** TASK **
Duplicate everything from the start of the records down to the line with "- top-divider: [0, 0, 742, 2]", both ends included.

(Layout element annotations)
[Start]

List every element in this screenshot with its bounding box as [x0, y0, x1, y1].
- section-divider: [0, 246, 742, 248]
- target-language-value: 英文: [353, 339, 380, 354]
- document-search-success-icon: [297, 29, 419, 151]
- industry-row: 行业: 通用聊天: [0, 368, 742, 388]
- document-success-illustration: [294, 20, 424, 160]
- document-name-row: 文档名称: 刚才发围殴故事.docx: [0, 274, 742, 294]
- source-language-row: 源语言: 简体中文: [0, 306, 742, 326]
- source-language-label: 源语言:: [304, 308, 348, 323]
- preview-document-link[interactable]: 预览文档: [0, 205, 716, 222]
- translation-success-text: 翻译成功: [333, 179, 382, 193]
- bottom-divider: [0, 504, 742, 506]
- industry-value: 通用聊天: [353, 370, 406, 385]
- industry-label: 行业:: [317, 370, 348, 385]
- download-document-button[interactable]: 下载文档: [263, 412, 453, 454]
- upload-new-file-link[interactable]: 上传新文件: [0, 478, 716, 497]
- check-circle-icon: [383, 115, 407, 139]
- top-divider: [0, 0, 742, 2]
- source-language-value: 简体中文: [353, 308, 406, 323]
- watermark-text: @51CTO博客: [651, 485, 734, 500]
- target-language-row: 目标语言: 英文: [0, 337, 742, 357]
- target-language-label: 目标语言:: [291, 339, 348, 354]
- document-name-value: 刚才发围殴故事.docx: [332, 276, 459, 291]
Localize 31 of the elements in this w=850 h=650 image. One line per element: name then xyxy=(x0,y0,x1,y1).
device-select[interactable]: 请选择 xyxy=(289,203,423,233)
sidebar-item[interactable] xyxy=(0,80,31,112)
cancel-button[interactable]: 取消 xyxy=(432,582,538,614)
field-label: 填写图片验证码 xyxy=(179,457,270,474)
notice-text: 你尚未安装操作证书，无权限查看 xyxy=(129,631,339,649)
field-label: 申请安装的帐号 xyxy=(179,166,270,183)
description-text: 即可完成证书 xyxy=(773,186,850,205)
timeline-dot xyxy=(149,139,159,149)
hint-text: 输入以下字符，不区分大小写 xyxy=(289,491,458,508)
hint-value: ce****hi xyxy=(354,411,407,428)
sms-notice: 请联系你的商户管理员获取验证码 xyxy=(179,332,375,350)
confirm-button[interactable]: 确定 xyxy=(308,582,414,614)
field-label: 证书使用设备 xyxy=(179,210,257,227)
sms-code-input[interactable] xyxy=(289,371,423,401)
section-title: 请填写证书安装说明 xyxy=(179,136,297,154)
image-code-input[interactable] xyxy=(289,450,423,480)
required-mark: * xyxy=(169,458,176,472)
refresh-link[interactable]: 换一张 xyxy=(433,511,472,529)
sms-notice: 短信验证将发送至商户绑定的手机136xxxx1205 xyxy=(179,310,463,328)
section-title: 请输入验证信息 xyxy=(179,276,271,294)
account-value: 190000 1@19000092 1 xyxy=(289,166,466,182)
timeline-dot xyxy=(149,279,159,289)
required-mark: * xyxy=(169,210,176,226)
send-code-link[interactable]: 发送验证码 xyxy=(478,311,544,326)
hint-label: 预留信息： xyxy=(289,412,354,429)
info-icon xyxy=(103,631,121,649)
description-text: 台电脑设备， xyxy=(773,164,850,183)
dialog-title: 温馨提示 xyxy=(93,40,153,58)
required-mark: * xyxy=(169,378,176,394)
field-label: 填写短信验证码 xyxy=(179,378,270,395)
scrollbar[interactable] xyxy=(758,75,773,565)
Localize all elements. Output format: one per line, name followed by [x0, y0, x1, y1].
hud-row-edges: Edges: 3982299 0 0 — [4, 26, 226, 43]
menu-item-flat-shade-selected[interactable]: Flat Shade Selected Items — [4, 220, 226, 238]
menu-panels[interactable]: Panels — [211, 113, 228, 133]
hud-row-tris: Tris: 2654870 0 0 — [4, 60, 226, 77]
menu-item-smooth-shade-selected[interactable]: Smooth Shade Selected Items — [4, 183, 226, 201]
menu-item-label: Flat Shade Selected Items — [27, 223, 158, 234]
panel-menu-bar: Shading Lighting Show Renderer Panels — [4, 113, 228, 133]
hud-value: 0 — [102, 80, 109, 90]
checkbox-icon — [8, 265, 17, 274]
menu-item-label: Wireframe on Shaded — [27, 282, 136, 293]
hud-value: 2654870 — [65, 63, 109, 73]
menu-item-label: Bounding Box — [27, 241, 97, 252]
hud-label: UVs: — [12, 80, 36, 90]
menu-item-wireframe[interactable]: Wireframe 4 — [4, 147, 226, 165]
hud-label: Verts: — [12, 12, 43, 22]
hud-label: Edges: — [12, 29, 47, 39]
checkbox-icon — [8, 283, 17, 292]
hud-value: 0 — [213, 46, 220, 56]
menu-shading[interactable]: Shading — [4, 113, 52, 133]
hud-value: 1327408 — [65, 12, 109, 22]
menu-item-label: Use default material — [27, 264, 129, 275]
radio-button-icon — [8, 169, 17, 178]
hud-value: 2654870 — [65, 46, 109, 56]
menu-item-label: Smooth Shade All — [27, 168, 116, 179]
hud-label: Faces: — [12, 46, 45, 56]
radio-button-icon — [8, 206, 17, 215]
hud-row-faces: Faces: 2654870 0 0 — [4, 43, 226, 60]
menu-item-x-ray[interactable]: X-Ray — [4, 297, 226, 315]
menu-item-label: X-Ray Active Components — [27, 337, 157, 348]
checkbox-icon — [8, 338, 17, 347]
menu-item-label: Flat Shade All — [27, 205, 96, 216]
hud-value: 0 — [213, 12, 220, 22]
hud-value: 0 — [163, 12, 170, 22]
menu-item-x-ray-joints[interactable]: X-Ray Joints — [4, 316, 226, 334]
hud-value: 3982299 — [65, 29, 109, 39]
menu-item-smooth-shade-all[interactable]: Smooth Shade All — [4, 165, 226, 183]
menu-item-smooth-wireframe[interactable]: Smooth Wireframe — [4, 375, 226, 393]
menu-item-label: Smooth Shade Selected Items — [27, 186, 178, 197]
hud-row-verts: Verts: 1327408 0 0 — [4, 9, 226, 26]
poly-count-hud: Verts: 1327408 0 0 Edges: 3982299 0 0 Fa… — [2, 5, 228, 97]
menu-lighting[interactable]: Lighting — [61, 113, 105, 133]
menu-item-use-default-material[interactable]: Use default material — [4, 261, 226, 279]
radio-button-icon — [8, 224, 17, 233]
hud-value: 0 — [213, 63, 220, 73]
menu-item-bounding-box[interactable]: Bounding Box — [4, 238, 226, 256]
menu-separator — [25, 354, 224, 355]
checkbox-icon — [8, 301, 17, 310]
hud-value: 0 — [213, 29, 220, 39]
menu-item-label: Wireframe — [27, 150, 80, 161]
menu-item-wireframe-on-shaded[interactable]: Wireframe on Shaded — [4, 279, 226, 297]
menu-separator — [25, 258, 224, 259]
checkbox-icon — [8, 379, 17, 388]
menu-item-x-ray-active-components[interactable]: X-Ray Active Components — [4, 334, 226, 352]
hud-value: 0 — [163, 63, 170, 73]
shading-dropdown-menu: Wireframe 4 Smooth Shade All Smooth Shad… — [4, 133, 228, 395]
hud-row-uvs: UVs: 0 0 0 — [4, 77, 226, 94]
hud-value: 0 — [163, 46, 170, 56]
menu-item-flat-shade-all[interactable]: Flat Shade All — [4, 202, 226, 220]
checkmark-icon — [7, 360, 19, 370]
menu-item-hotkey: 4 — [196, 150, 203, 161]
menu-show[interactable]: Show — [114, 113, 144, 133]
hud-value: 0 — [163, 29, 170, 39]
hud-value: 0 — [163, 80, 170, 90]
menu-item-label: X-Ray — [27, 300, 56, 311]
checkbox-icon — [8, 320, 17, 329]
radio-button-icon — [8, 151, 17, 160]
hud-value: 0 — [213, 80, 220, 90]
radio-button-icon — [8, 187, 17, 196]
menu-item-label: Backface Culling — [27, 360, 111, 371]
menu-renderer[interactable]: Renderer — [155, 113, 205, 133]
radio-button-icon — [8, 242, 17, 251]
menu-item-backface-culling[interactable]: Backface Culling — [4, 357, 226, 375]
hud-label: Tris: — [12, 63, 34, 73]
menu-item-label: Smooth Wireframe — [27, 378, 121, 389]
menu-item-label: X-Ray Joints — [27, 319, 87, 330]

[End]

** WRITTEN SOLUTION **
List every element in this screenshot with its bounding box as [x0, y0, x1, y1].
- section-divider: [0, 246, 742, 248]
- target-language-value: 英文: [353, 339, 380, 354]
- document-search-success-icon: [297, 29, 419, 151]
- industry-row: 行业: 通用聊天: [0, 368, 742, 388]
- document-success-illustration: [294, 20, 424, 160]
- document-name-row: 文档名称: 刚才发围殴故事.docx: [0, 274, 742, 294]
- source-language-row: 源语言: 简体中文: [0, 306, 742, 326]
- source-language-label: 源语言:: [304, 308, 348, 323]
- preview-document-link[interactable]: 预览文档: [0, 205, 716, 222]
- translation-success-text: 翻译成功: [333, 179, 382, 193]
- bottom-divider: [0, 504, 742, 506]
- industry-value: 通用聊天: [353, 370, 406, 385]
- industry-label: 行业:: [317, 370, 348, 385]
- download-document-button[interactable]: 下载文档: [263, 412, 453, 454]
- upload-new-file-link[interactable]: 上传新文件: [0, 478, 716, 497]
- check-circle-icon: [383, 115, 407, 139]
- top-divider: [0, 0, 742, 2]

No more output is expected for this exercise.